[Problem] Continue the news article about the September jobs report, starting after its final sentence.

[Document text]
In September, the U.S. economy has added 661,000 jobs. This suggests that the labor market’s recovery from the COVID-19 pandemic is starting to plateau. It may happen “amid fading government relief money and a gradually widening virus caseload,” reported Fox Business.
The Labor Department’s last payroll report before the November presidential election showed that the unemployment rate fell from 8.4% to 7.9%.
According to Fox Business, economists surveyed by Refinitiv had expected it to show that unemployment dropped to 8.2%. They also expected to see the economy adding 850,000 jobs.
Final jobs report before Election Day shows US employers added 661,000 workers in Septemberhttps://t.co/hd2HQWU8SX
— Fox News (@FoxNews) October 2, 2020
“These data are consistent with a labor market that is rebounding, albeit at a slower pace than a few months ago, which should be enough to support consumers and consumption,” said Sameer Samana, senior global market strategist at Wells Fargo.

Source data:
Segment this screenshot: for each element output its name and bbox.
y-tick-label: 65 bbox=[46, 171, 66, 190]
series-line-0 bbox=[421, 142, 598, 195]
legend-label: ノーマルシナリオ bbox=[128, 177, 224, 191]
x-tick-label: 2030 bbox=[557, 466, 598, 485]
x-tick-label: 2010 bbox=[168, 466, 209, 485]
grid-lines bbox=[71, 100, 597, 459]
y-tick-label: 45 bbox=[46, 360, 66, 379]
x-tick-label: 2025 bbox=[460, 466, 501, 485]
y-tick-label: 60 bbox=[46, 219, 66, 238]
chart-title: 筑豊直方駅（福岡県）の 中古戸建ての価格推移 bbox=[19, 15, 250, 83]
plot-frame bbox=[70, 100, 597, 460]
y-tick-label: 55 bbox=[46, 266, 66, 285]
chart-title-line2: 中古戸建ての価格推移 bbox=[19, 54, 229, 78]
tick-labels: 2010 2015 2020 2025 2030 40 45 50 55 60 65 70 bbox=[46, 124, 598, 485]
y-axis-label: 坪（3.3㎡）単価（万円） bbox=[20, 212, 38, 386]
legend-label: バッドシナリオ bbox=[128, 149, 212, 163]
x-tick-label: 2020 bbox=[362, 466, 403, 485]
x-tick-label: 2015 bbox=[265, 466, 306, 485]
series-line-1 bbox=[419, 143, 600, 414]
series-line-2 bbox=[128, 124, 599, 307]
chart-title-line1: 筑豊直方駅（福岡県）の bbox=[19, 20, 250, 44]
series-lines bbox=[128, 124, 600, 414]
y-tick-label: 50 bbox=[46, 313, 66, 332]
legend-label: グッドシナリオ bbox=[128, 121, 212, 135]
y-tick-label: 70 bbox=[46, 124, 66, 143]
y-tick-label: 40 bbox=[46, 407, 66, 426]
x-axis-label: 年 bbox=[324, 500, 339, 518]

[Task answer]
“While risks remain, such as election- and COVID-19-related uncertainty, we believe investors should continue to remain fully invested,” Samana added.
U.S. stocks fell in Friday trading after the increase in employment that was smaller than expected, as well as the news that President Trump tested positive for COVID-19, MarketWatch reported.
“Private-sector hiring was somewhat stronger with the creation of 877,000 new jobs, the Bureau of Labor Statistics said Friday,” said the MarketWatch report. “What dragged down employment in September was a decline in public-educations jobs at local schools and state colleges. Most have adopted forms of online learning.”